◆ **TASK OBJECTIVE**
Pull each line holding the word "color" from the data.

[Figure content listings]
--------------------

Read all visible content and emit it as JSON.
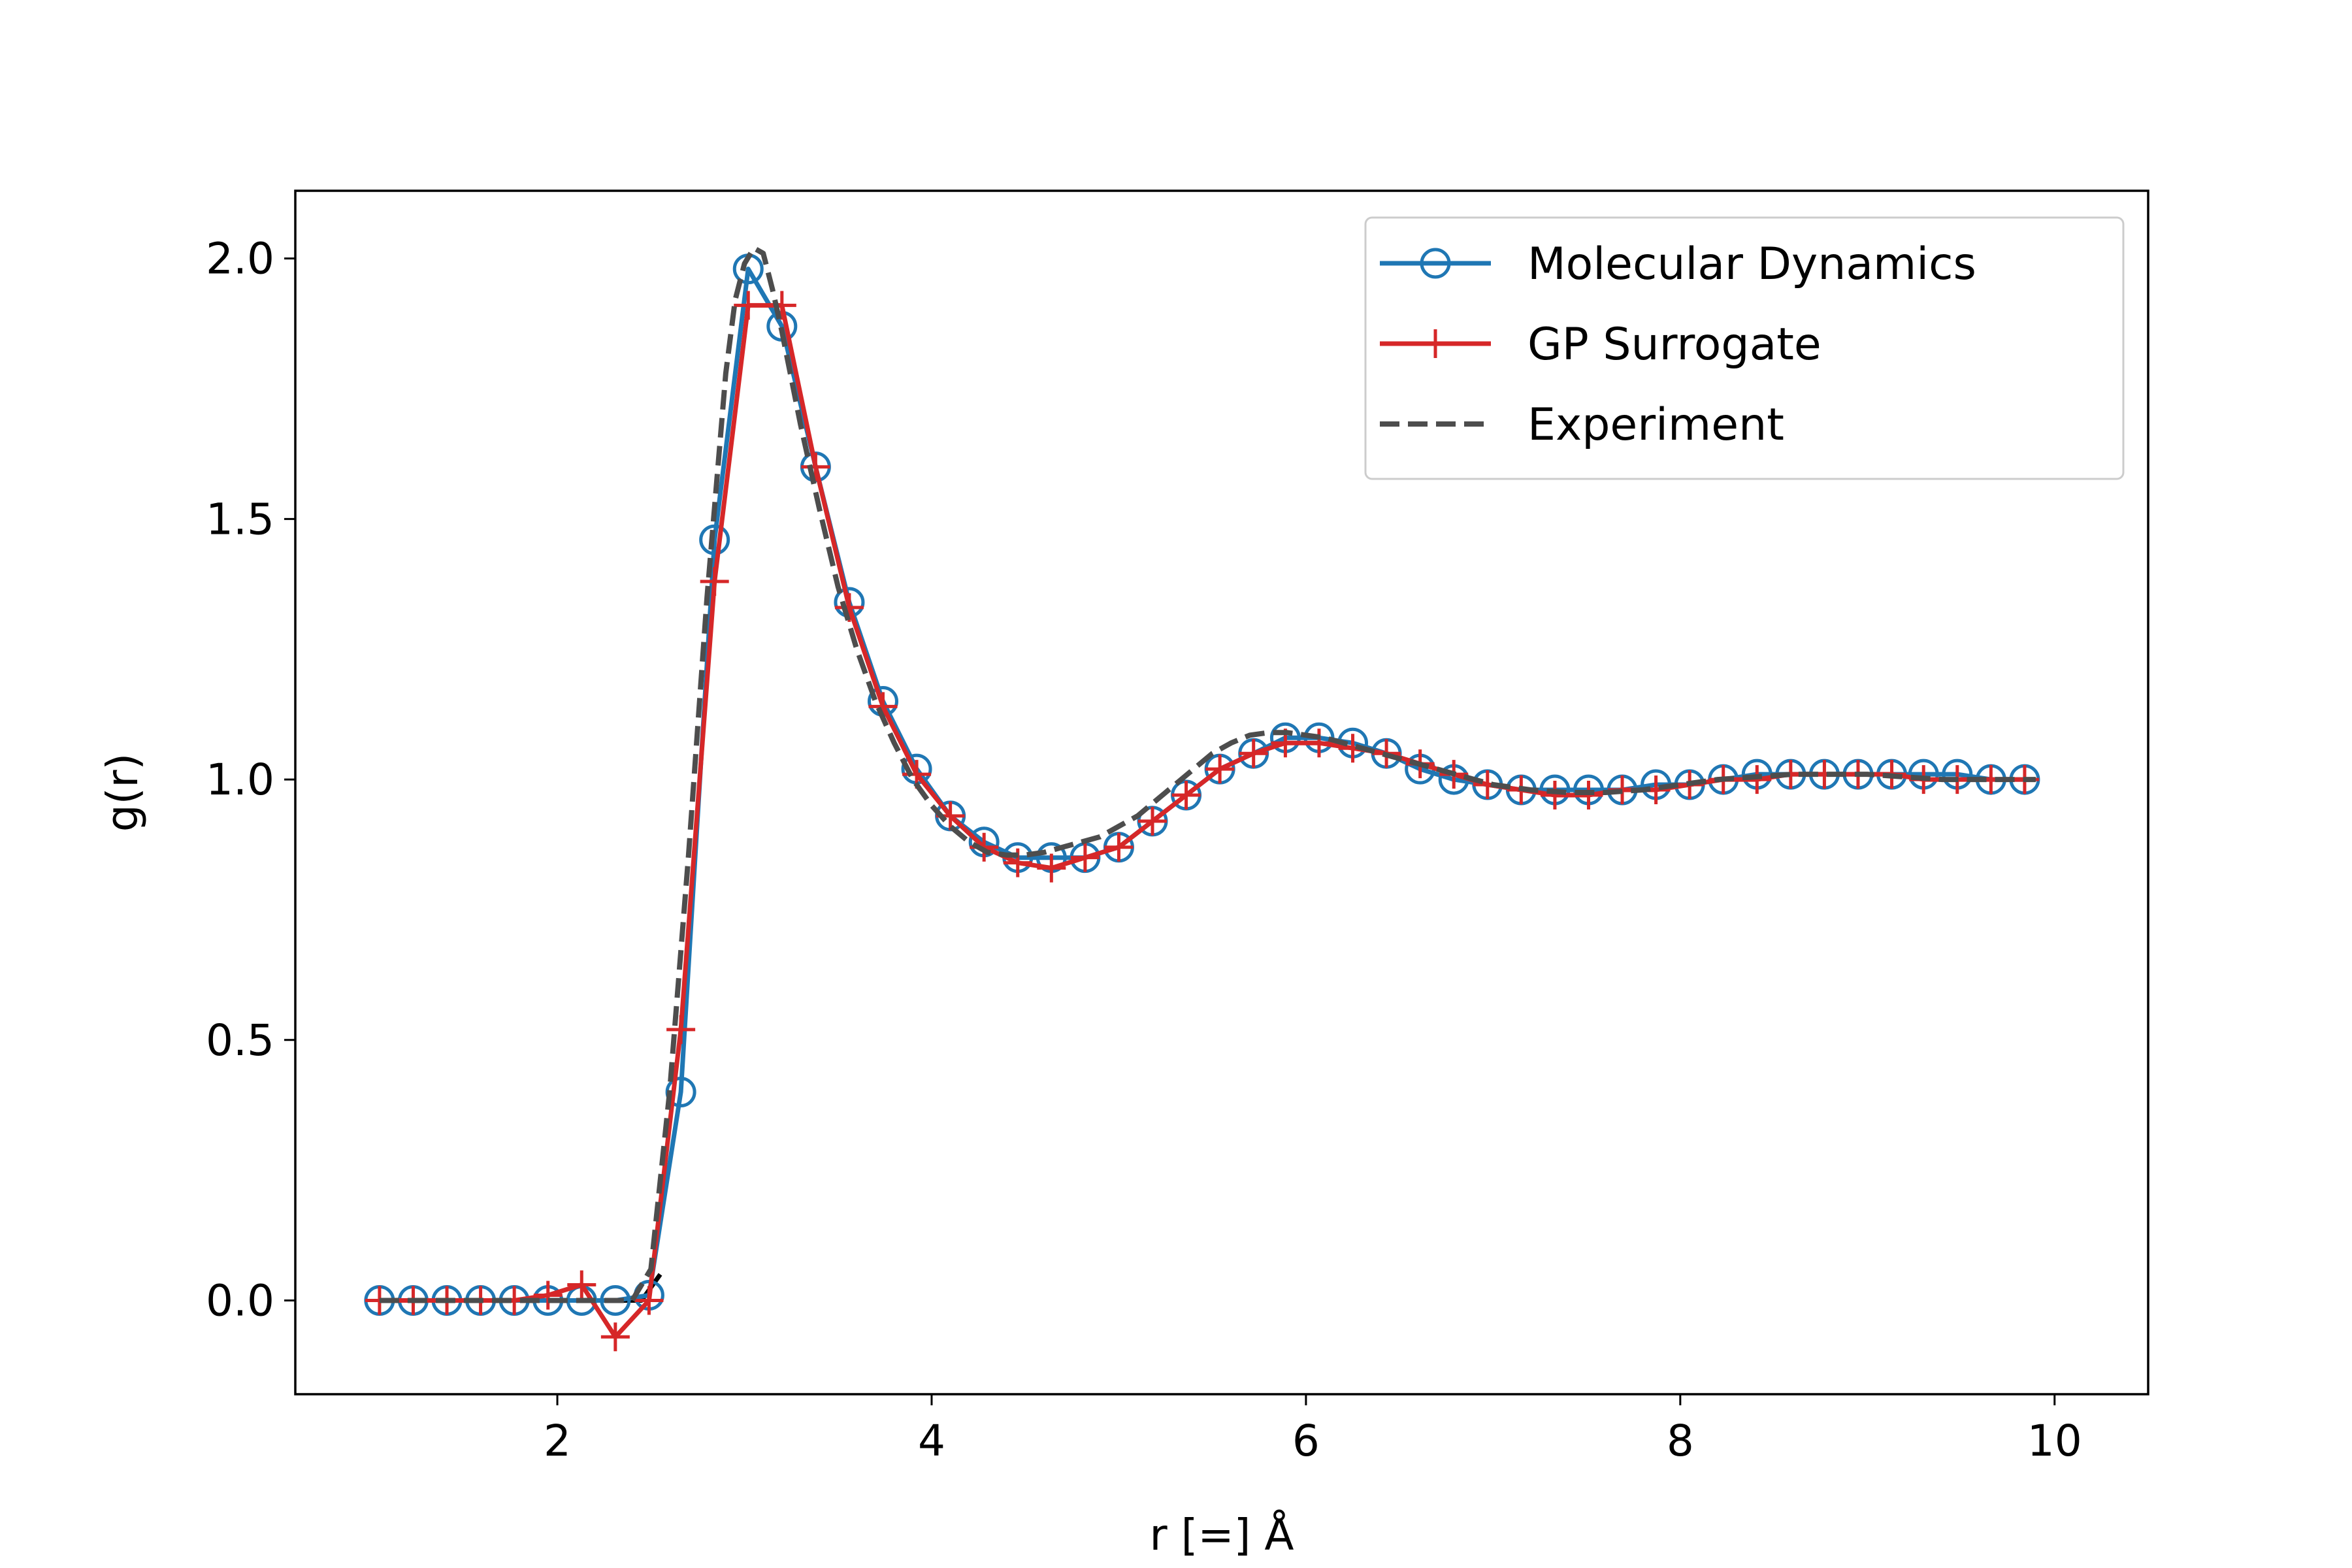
{
  "chart_data": {
    "type": "line",
    "title": "",
    "xlabel": "r [=] Å",
    "ylabel": "g(r)",
    "xlim": [
      0.6,
      10.5
    ],
    "ylim": [
      -0.18,
      2.13
    ],
    "xticks": [
      2,
      4,
      6,
      8,
      10
    ],
    "xtick_labels": [
      "2",
      "4",
      "6",
      "8",
      "10"
    ],
    "yticks": [
      0.0,
      0.5,
      1.0,
      1.5,
      2.0
    ],
    "ytick_labels": [
      "0.0",
      "0.5",
      "1.0",
      "1.5",
      "2.0"
    ],
    "grid": false,
    "legend_position": "upper right",
    "series": [
      {
        "name": "Molecular Dynamics",
        "color": "#1f77b4",
        "line_style": "solid",
        "marker": "open-circle",
        "x": [
          1.05,
          1.23,
          1.41,
          1.59,
          1.77,
          1.95,
          2.13,
          2.31,
          2.49,
          2.66,
          2.84,
          3.02,
          3.2,
          3.38,
          3.56,
          3.74,
          3.92,
          4.1,
          4.28,
          4.46,
          4.64,
          4.82,
          5.0,
          5.18,
          5.36,
          5.54,
          5.72,
          5.89,
          6.07,
          6.25,
          6.43,
          6.61,
          6.79,
          6.97,
          7.15,
          7.33,
          7.51,
          7.69,
          7.87,
          8.05,
          8.23,
          8.41,
          8.59,
          8.77,
          8.95,
          9.13,
          9.3,
          9.48,
          9.66,
          9.84
        ],
        "y": [
          0.0,
          0.0,
          0.0,
          0.0,
          0.0,
          0.0,
          0.0,
          0.0,
          0.01,
          0.4,
          1.46,
          1.98,
          1.87,
          1.6,
          1.34,
          1.15,
          1.02,
          0.93,
          0.88,
          0.85,
          0.85,
          0.85,
          0.87,
          0.92,
          0.97,
          1.02,
          1.05,
          1.08,
          1.08,
          1.07,
          1.05,
          1.02,
          1.0,
          0.99,
          0.98,
          0.98,
          0.98,
          0.98,
          0.99,
          0.99,
          1.0,
          1.01,
          1.01,
          1.01,
          1.01,
          1.01,
          1.01,
          1.01,
          1.0,
          1.0
        ]
      },
      {
        "name": "GP Surrogate",
        "color": "#d62728",
        "line_style": "solid",
        "marker": "plus",
        "x": [
          1.05,
          1.23,
          1.41,
          1.59,
          1.77,
          1.95,
          2.13,
          2.31,
          2.49,
          2.66,
          2.84,
          3.02,
          3.2,
          3.38,
          3.56,
          3.74,
          3.92,
          4.1,
          4.28,
          4.46,
          4.64,
          4.82,
          5.0,
          5.18,
          5.36,
          5.54,
          5.72,
          5.89,
          6.07,
          6.25,
          6.43,
          6.61,
          6.79,
          6.97,
          7.15,
          7.33,
          7.51,
          7.69,
          7.87,
          8.05,
          8.23,
          8.41,
          8.59,
          8.77,
          8.95,
          9.13,
          9.3,
          9.48,
          9.66,
          9.84
        ],
        "y": [
          0.0,
          0.0,
          0.0,
          0.0,
          0.0,
          0.01,
          0.03,
          -0.07,
          0.0,
          0.52,
          1.38,
          1.91,
          1.91,
          1.6,
          1.33,
          1.14,
          1.01,
          0.93,
          0.87,
          0.84,
          0.83,
          0.85,
          0.87,
          0.92,
          0.97,
          1.02,
          1.05,
          1.07,
          1.07,
          1.06,
          1.05,
          1.03,
          1.01,
          0.99,
          0.98,
          0.97,
          0.97,
          0.98,
          0.98,
          0.99,
          1.0,
          1.0,
          1.01,
          1.01,
          1.01,
          1.01,
          1.0,
          1.0,
          1.0,
          1.0
        ]
      },
      {
        "name": "Experiment",
        "color": "#4d4d4d",
        "line_style": "dashed",
        "marker": "none",
        "x": [
          1.05,
          1.5,
          2.0,
          2.3,
          2.4,
          2.5,
          2.6,
          2.7,
          2.8,
          2.9,
          2.95,
          3.0,
          3.05,
          3.1,
          3.15,
          3.2,
          3.3,
          3.4,
          3.5,
          3.6,
          3.7,
          3.8,
          3.9,
          4.0,
          4.1,
          4.2,
          4.3,
          4.4,
          4.5,
          4.6,
          4.7,
          4.8,
          4.9,
          5.0,
          5.1,
          5.2,
          5.3,
          5.4,
          5.5,
          5.6,
          5.7,
          5.8,
          5.9,
          6.0,
          6.1,
          6.2,
          6.3,
          6.4,
          6.5,
          6.6,
          6.7,
          6.8,
          6.9,
          7.0,
          7.2,
          7.4,
          7.6,
          7.8,
          8.0,
          8.2,
          8.4,
          8.6,
          8.8,
          9.0,
          9.2,
          9.4,
          9.6,
          9.9
        ],
        "y": [
          0.0,
          0.0,
          0.0,
          0.0,
          0.0,
          0.06,
          0.4,
          0.85,
          1.35,
          1.78,
          1.92,
          1.99,
          2.02,
          2.01,
          1.94,
          1.86,
          1.68,
          1.52,
          1.37,
          1.25,
          1.15,
          1.07,
          1.0,
          0.95,
          0.91,
          0.88,
          0.86,
          0.855,
          0.855,
          0.86,
          0.87,
          0.88,
          0.89,
          0.91,
          0.93,
          0.96,
          0.99,
          1.02,
          1.05,
          1.07,
          1.085,
          1.09,
          1.09,
          1.085,
          1.08,
          1.07,
          1.06,
          1.05,
          1.04,
          1.03,
          1.02,
          1.01,
          1.0,
          0.99,
          0.98,
          0.975,
          0.975,
          0.98,
          0.99,
          1.0,
          1.005,
          1.01,
          1.01,
          1.01,
          1.005,
          1.0,
          1.0,
          1.0
        ]
      },
      {
        "color": "#000000",
        "line_style": "solid",
        "marker": "none",
        "x": [
          1.05,
          1.5,
          2.0,
          2.3,
          2.45,
          2.55
        ],
        "y": [
          0.0,
          0.0,
          0.0,
          0.0,
          0.0,
          0.05
        ]
      }
    ]
  }
}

--------------------

◆ **THE ANSWER**
        "color": "#1f77b4",
        "color": "#d62728",
        "color": "#4d4d4d",
        "color": "#000000",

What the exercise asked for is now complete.